— start Input material —

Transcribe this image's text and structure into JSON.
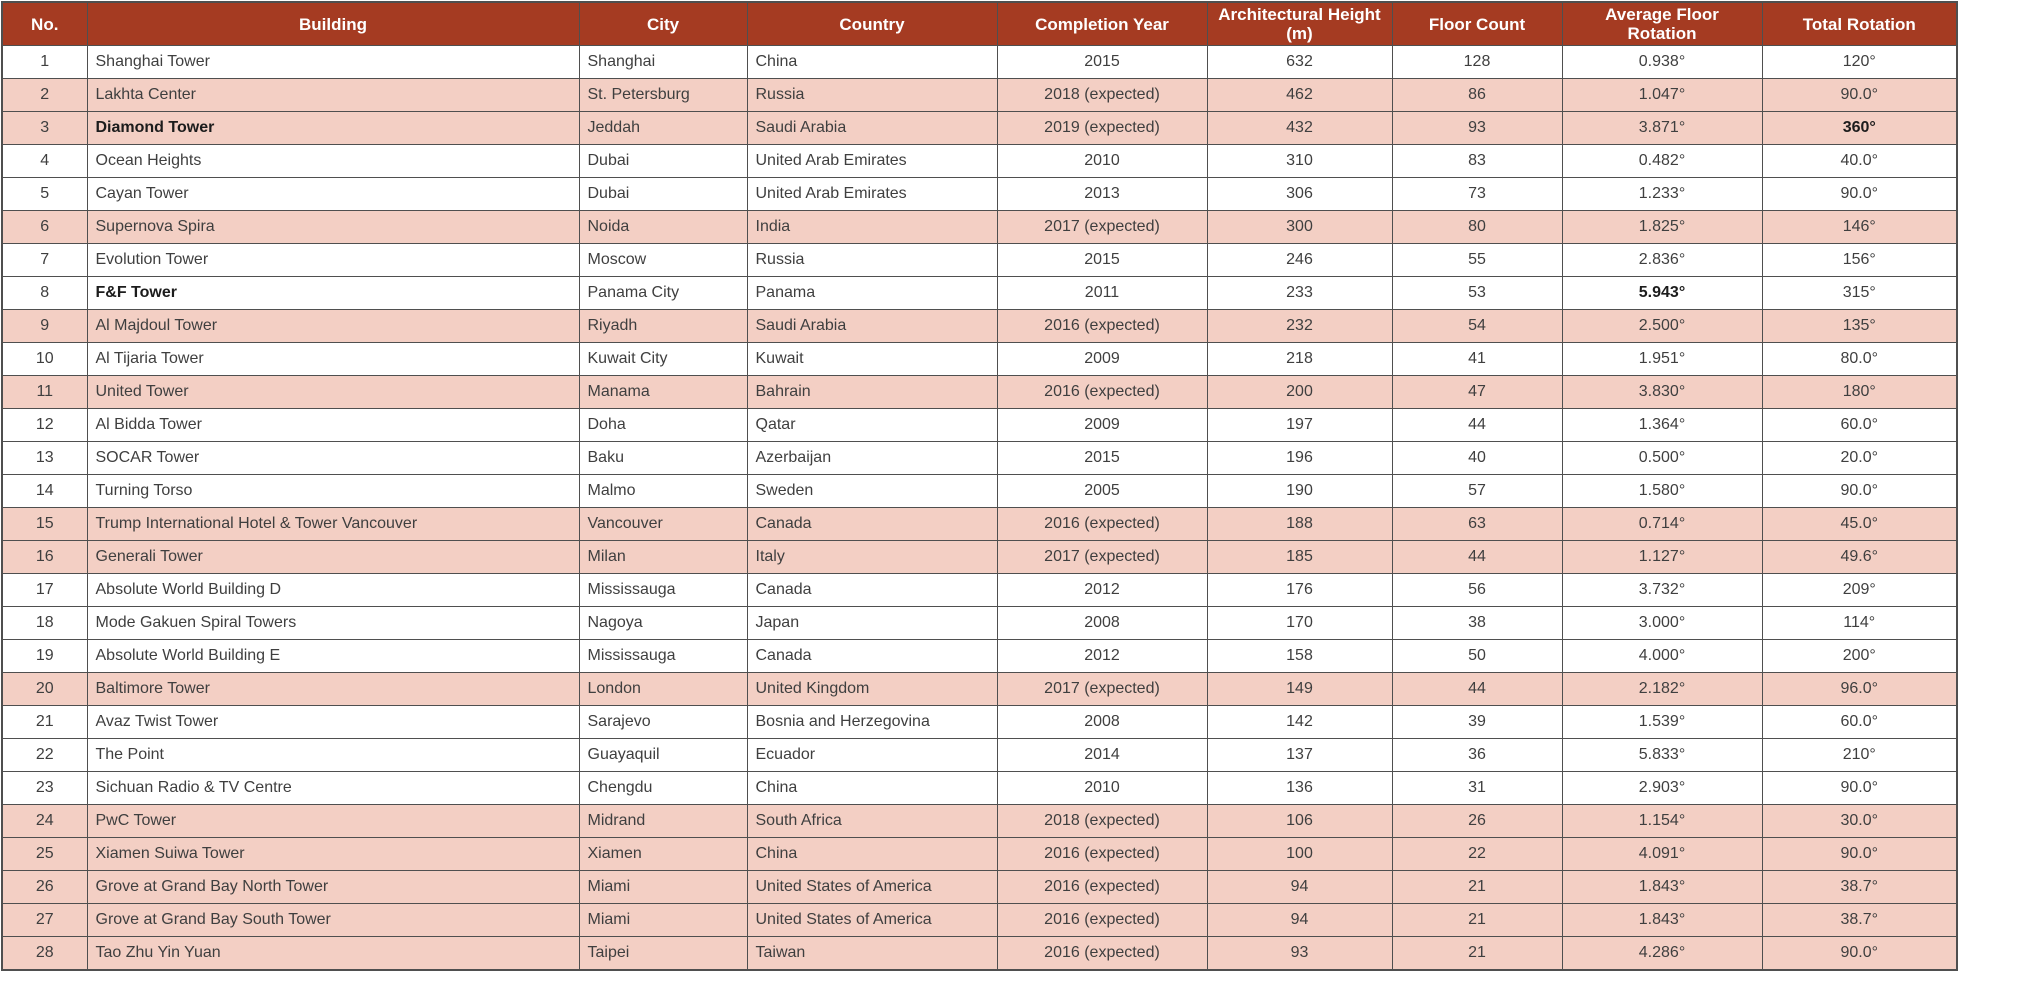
{
  "chart_data": {
    "type": "table",
    "legend": {
      "highlight_meaning": "rows shaded pink have expected (future) completion years"
    },
    "columns": [
      {
        "key": "no",
        "label": "No."
      },
      {
        "key": "building",
        "label": "Building"
      },
      {
        "key": "city",
        "label": "City"
      },
      {
        "key": "country",
        "label": "Country"
      },
      {
        "key": "completion_year",
        "label": "Completion Year"
      },
      {
        "key": "height_m",
        "label": "Architectural Height (m)"
      },
      {
        "key": "floor_count",
        "label": "Floor Count"
      },
      {
        "key": "avg_floor_rotation",
        "label": "Average Floor Rotation"
      },
      {
        "key": "total_rotation",
        "label": "Total Rotation"
      }
    ],
    "rows": [
      {
        "no": "1",
        "building": "Shanghai Tower",
        "city": "Shanghai",
        "country": "China",
        "completion_year": "2015",
        "height_m": "632",
        "floor_count": "128",
        "avg_floor_rotation": "0.938°",
        "total_rotation": "120°",
        "highlight": false,
        "emphasis": []
      },
      {
        "no": "2",
        "building": "Lakhta Center",
        "city": "St. Petersburg",
        "country": "Russia",
        "completion_year": "2018 (expected)",
        "height_m": "462",
        "floor_count": "86",
        "avg_floor_rotation": "1.047°",
        "total_rotation": "90.0°",
        "highlight": true,
        "emphasis": []
      },
      {
        "no": "3",
        "building": "Diamond Tower",
        "city": "Jeddah",
        "country": "Saudi Arabia",
        "completion_year": "2019 (expected)",
        "height_m": "432",
        "floor_count": "93",
        "avg_floor_rotation": "3.871°",
        "total_rotation": "360°",
        "highlight": true,
        "emphasis": [
          "building",
          "total_rotation"
        ]
      },
      {
        "no": "4",
        "building": "Ocean Heights",
        "city": "Dubai",
        "country": "United Arab Emirates",
        "completion_year": "2010",
        "height_m": "310",
        "floor_count": "83",
        "avg_floor_rotation": "0.482°",
        "total_rotation": "40.0°",
        "highlight": false,
        "emphasis": []
      },
      {
        "no": "5",
        "building": "Cayan Tower",
        "city": "Dubai",
        "country": "United Arab Emirates",
        "completion_year": "2013",
        "height_m": "306",
        "floor_count": "73",
        "avg_floor_rotation": "1.233°",
        "total_rotation": "90.0°",
        "highlight": false,
        "emphasis": []
      },
      {
        "no": "6",
        "building": "Supernova Spira",
        "city": "Noida",
        "country": "India",
        "completion_year": "2017 (expected)",
        "height_m": "300",
        "floor_count": "80",
        "avg_floor_rotation": "1.825°",
        "total_rotation": "146°",
        "highlight": true,
        "emphasis": []
      },
      {
        "no": "7",
        "building": "Evolution Tower",
        "city": "Moscow",
        "country": "Russia",
        "completion_year": "2015",
        "height_m": "246",
        "floor_count": "55",
        "avg_floor_rotation": "2.836°",
        "total_rotation": "156°",
        "highlight": false,
        "emphasis": []
      },
      {
        "no": "8",
        "building": "F&F Tower",
        "city": "Panama City",
        "country": "Panama",
        "completion_year": "2011",
        "height_m": "233",
        "floor_count": "53",
        "avg_floor_rotation": "5.943°",
        "total_rotation": "315°",
        "highlight": false,
        "emphasis": [
          "building",
          "avg_floor_rotation"
        ]
      },
      {
        "no": "9",
        "building": "Al Majdoul Tower",
        "city": "Riyadh",
        "country": "Saudi Arabia",
        "completion_year": "2016 (expected)",
        "height_m": "232",
        "floor_count": "54",
        "avg_floor_rotation": "2.500°",
        "total_rotation": "135°",
        "highlight": true,
        "emphasis": []
      },
      {
        "no": "10",
        "building": "Al Tijaria Tower",
        "city": "Kuwait City",
        "country": "Kuwait",
        "completion_year": "2009",
        "height_m": "218",
        "floor_count": "41",
        "avg_floor_rotation": "1.951°",
        "total_rotation": "80.0°",
        "highlight": false,
        "emphasis": []
      },
      {
        "no": "11",
        "building": "United Tower",
        "city": "Manama",
        "country": "Bahrain",
        "completion_year": "2016 (expected)",
        "height_m": "200",
        "floor_count": "47",
        "avg_floor_rotation": "3.830°",
        "total_rotation": "180°",
        "highlight": true,
        "emphasis": []
      },
      {
        "no": "12",
        "building": "Al Bidda Tower",
        "city": "Doha",
        "country": "Qatar",
        "completion_year": "2009",
        "height_m": "197",
        "floor_count": "44",
        "avg_floor_rotation": "1.364°",
        "total_rotation": "60.0°",
        "highlight": false,
        "emphasis": []
      },
      {
        "no": "13",
        "building": "SOCAR Tower",
        "city": "Baku",
        "country": "Azerbaijan",
        "completion_year": "2015",
        "height_m": "196",
        "floor_count": "40",
        "avg_floor_rotation": "0.500°",
        "total_rotation": "20.0°",
        "highlight": false,
        "emphasis": []
      },
      {
        "no": "14",
        "building": "Turning Torso",
        "city": "Malmo",
        "country": "Sweden",
        "completion_year": "2005",
        "height_m": "190",
        "floor_count": "57",
        "avg_floor_rotation": "1.580°",
        "total_rotation": "90.0°",
        "highlight": false,
        "emphasis": []
      },
      {
        "no": "15",
        "building": "Trump International Hotel & Tower Vancouver",
        "city": "Vancouver",
        "country": "Canada",
        "completion_year": "2016 (expected)",
        "height_m": "188",
        "floor_count": "63",
        "avg_floor_rotation": "0.714°",
        "total_rotation": "45.0°",
        "highlight": true,
        "emphasis": []
      },
      {
        "no": "16",
        "building": "Generali Tower",
        "city": "Milan",
        "country": "Italy",
        "completion_year": "2017 (expected)",
        "height_m": "185",
        "floor_count": "44",
        "avg_floor_rotation": "1.127°",
        "total_rotation": "49.6°",
        "highlight": true,
        "emphasis": []
      },
      {
        "no": "17",
        "building": "Absolute World Building D",
        "city": "Mississauga",
        "country": "Canada",
        "completion_year": "2012",
        "height_m": "176",
        "floor_count": "56",
        "avg_floor_rotation": "3.732°",
        "total_rotation": "209°",
        "highlight": false,
        "emphasis": []
      },
      {
        "no": "18",
        "building": "Mode Gakuen Spiral Towers",
        "city": "Nagoya",
        "country": "Japan",
        "completion_year": "2008",
        "height_m": "170",
        "floor_count": "38",
        "avg_floor_rotation": "3.000°",
        "total_rotation": "114°",
        "highlight": false,
        "emphasis": []
      },
      {
        "no": "19",
        "building": "Absolute World Building E",
        "city": "Mississauga",
        "country": "Canada",
        "completion_year": "2012",
        "height_m": "158",
        "floor_count": "50",
        "avg_floor_rotation": "4.000°",
        "total_rotation": "200°",
        "highlight": false,
        "emphasis": []
      },
      {
        "no": "20",
        "building": "Baltimore Tower",
        "city": "London",
        "country": "United Kingdom",
        "completion_year": "2017 (expected)",
        "height_m": "149",
        "floor_count": "44",
        "avg_floor_rotation": "2.182°",
        "total_rotation": "96.0°",
        "highlight": true,
        "emphasis": []
      },
      {
        "no": "21",
        "building": "Avaz Twist Tower",
        "city": "Sarajevo",
        "country": "Bosnia and Herzegovina",
        "completion_year": "2008",
        "height_m": "142",
        "floor_count": "39",
        "avg_floor_rotation": "1.539°",
        "total_rotation": "60.0°",
        "highlight": false,
        "emphasis": []
      },
      {
        "no": "22",
        "building": "The Point",
        "city": "Guayaquil",
        "country": "Ecuador",
        "completion_year": "2014",
        "height_m": "137",
        "floor_count": "36",
        "avg_floor_rotation": "5.833°",
        "total_rotation": "210°",
        "highlight": false,
        "emphasis": []
      },
      {
        "no": "23",
        "building": "Sichuan Radio & TV Centre",
        "city": "Chengdu",
        "country": "China",
        "completion_year": "2010",
        "height_m": "136",
        "floor_count": "31",
        "avg_floor_rotation": "2.903°",
        "total_rotation": "90.0°",
        "highlight": false,
        "emphasis": []
      },
      {
        "no": "24",
        "building": "PwC Tower",
        "city": "Midrand",
        "country": "South Africa",
        "completion_year": "2018 (expected)",
        "height_m": "106",
        "floor_count": "26",
        "avg_floor_rotation": "1.154°",
        "total_rotation": "30.0°",
        "highlight": true,
        "emphasis": []
      },
      {
        "no": "25",
        "building": "Xiamen Suiwa Tower",
        "city": "Xiamen",
        "country": "China",
        "completion_year": "2016 (expected)",
        "height_m": "100",
        "floor_count": "22",
        "avg_floor_rotation": "4.091°",
        "total_rotation": "90.0°",
        "highlight": true,
        "emphasis": []
      },
      {
        "no": "26",
        "building": "Grove at Grand Bay North Tower",
        "city": "Miami",
        "country": "United States of America",
        "completion_year": "2016 (expected)",
        "height_m": "94",
        "floor_count": "21",
        "avg_floor_rotation": "1.843°",
        "total_rotation": "38.7°",
        "highlight": true,
        "emphasis": []
      },
      {
        "no": "27",
        "building": "Grove at Grand Bay South Tower",
        "city": "Miami",
        "country": "United States of America",
        "completion_year": "2016 (expected)",
        "height_m": "94",
        "floor_count": "21",
        "avg_floor_rotation": "1.843°",
        "total_rotation": "38.7°",
        "highlight": true,
        "emphasis": []
      },
      {
        "no": "28",
        "building": "Tao Zhu Yin Yuan",
        "city": "Taipei",
        "country": "Taiwan",
        "completion_year": "2016 (expected)",
        "height_m": "93",
        "floor_count": "21",
        "avg_floor_rotation": "4.286°",
        "total_rotation": "90.0°",
        "highlight": true,
        "emphasis": []
      }
    ]
  },
  "colors": {
    "header_bg": "#a53b22",
    "header_text": "#ffffff",
    "highlight_row_bg": "#f3cfc4",
    "default_row_bg": "#ffffff",
    "grid_border": "#4f4f4f",
    "body_text": "#3f3f3f"
  }
}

— end Input material —

= Aim =
Count how many lines hold the string "Shanghai" and give that number alone.

= Finished task =
2